| Set task |
Transcribe the listing below word for word.

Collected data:
######

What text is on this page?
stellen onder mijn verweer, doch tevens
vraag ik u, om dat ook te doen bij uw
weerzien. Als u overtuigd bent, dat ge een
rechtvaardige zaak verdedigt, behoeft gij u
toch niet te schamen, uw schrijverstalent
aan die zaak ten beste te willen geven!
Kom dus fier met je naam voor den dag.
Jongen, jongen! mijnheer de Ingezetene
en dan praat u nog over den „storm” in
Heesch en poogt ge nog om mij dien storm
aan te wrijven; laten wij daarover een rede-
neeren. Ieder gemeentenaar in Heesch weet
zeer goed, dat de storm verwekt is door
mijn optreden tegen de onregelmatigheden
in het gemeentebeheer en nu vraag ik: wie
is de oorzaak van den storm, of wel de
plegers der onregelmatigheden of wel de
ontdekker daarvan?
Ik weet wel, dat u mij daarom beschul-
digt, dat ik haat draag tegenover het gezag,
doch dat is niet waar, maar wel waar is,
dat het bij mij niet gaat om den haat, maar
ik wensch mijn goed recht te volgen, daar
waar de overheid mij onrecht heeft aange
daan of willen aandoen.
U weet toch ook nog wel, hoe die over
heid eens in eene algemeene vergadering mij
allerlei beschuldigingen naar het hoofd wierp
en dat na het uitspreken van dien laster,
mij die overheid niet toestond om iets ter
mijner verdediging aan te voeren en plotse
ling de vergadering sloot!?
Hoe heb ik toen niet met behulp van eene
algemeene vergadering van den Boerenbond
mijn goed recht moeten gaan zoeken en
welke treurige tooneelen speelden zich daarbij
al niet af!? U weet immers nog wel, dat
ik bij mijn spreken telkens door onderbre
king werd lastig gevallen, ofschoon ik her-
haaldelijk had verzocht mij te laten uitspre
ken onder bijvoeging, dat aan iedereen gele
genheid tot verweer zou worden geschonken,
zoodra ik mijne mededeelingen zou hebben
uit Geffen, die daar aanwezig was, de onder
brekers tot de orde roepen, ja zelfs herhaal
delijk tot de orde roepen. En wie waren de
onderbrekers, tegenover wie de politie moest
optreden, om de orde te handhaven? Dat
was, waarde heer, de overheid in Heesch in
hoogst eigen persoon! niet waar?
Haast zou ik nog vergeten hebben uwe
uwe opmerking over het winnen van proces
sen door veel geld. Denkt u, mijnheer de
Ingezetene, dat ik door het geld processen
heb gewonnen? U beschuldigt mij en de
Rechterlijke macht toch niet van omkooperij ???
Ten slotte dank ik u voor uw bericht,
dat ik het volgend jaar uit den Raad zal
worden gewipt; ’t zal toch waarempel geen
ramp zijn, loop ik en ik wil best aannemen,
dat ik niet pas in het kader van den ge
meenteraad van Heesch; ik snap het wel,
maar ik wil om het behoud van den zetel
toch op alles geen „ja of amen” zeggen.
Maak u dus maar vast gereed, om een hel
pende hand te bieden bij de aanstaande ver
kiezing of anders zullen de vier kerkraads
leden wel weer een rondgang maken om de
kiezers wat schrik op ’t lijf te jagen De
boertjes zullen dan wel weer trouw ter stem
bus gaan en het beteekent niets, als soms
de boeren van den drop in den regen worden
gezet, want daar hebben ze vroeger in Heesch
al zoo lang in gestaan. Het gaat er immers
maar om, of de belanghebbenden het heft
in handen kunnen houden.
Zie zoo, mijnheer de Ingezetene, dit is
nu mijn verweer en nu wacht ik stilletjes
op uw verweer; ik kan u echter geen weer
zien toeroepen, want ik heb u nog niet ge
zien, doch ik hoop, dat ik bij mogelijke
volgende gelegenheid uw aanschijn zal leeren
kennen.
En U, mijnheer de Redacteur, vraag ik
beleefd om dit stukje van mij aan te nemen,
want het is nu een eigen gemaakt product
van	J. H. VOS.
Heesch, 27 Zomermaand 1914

######

| Reply to the task |
What text is on this page?
stellen onder mijn verweer, doch tevens
vraag ik u, om dat ook te doen bij uw
weerzien. Als u overtuigd bent, dat ge een
rechtvaardige zaak verdedigt, behoeft gij u
toch niet te schamen, uw schrijverstalent
aan die zaak ten beste te willen geven!
Kom dus fier met je naam voor den dag.
Jongen, jongen! mijnheer de Ingezetene
en dan praat u nog over den „storm” in
Heesch en poogt ge nog om mij dien storm
aan te wrijven; laten wij daarover een rede-
neeren. Ieder gemeentenaar in Heesch weet
zeer goed, dat de storm verwekt is door
mijn optreden tegen de onregelmatigheden
in het gemeentebeheer en nu vraag ik: wie
is de oorzaak van den storm, of wel de
plegers der onregelmatigheden of wel de
ontdekker daarvan?
Ik weet wel, dat u mij daarom beschul-
digt, dat ik haat draag tegenover het gezag,
doch dat is niet waar, maar wel waar is,
dat het bij mij niet gaat om den haat, maar
ik wensch mijn goed recht te volgen, daar
waar de overheid mij onrecht heeft aange
daan of willen aandoen.
U weet toch ook nog wel, hoe die over
heid eens in eene algemeene vergadering mij
allerlei beschuldigingen naar het hoofd wierp
en dat na het uitspreken van dien laster,
mij die overheid niet toestond om iets ter
mijner verdediging aan te voeren en plotse
ling de vergadering sloot!?
Hoe heb ik toen niet met behulp van eene
algemeene vergadering van den Boerenbond
mijn goed recht moeten gaan zoeken en
welke treurige tooneelen speelden zich daarbij
al niet af!? U weet immers nog wel, dat
ik bij mijn spreken telkens door onderbre
king werd lastig gevallen, ofschoon ik her-
haaldelijk had verzocht mij te laten uitspre
ken onder bijvoeging, dat aan iedereen gele
genheid tot verweer zou worden geschonken,
zoodra ik mijne mededeelingen zou hebben
uit Geffen, die daar aanwezig was, de onder
brekers tot de orde roepen, ja zelfs herhaal
delijk tot de orde roepen. En wie waren de
onderbrekers, tegenover wie de politie moest
optreden, om de orde te handhaven? Dat
was, waarde heer, de overheid in Heesch in
hoogst eigen persoon! niet waar?
Haast zou ik nog vergeten hebben uwe
uwe opmerking over het winnen van proces
sen door veel geld. Denkt u, mijnheer de
Ingezetene, dat ik door het geld processen
heb gewonnen? U beschuldigt mij en de
Rechterlijke macht toch niet van omkooperij ???
Ten slotte dank ik u voor uw bericht,
dat ik het volgend jaar uit den Raad zal
worden gewipt; ’t zal toch waarempel geen
ramp zijn, loop ik en ik wil best aannemen,
dat ik niet pas in het kader van den ge
meenteraad van Heesch; ik snap het wel,
maar ik wil om het behoud van den zetel
toch op alles geen „ja of amen” zeggen.
Maak u dus maar vast gereed, om een hel
pende hand te bieden bij de aanstaande ver
kiezing of anders zullen de vier kerkraads
leden wel weer een rondgang maken om de
kiezers wat schrik op ’t lijf te jagen De
boertjes zullen dan wel weer trouw ter stem
bus gaan en het beteekent niets, als soms
de boeren van den drop in den regen worden
gezet, want daar hebben ze vroeger in Heesch
al zoo lang in gestaan. Het gaat er immers
maar om, of de belanghebbenden het heft
in handen kunnen houden.
Zie zoo, mijnheer de Ingezetene, dit is
nu mijn verweer en nu wacht ik stilletjes
op uw verweer; ik kan u echter geen weer
zien toeroepen, want ik heb u nog niet ge
zien, doch ik hoop, dat ik bij mogelijke
volgende gelegenheid uw aanschijn zal leeren
kennen.
En U, mijnheer de Redacteur, vraag ik
beleefd om dit stukje van mij aan te nemen,
want het is nu een eigen gemaakt product
van	J. H. VOS.
Heesch, 27 Zomermaand 1914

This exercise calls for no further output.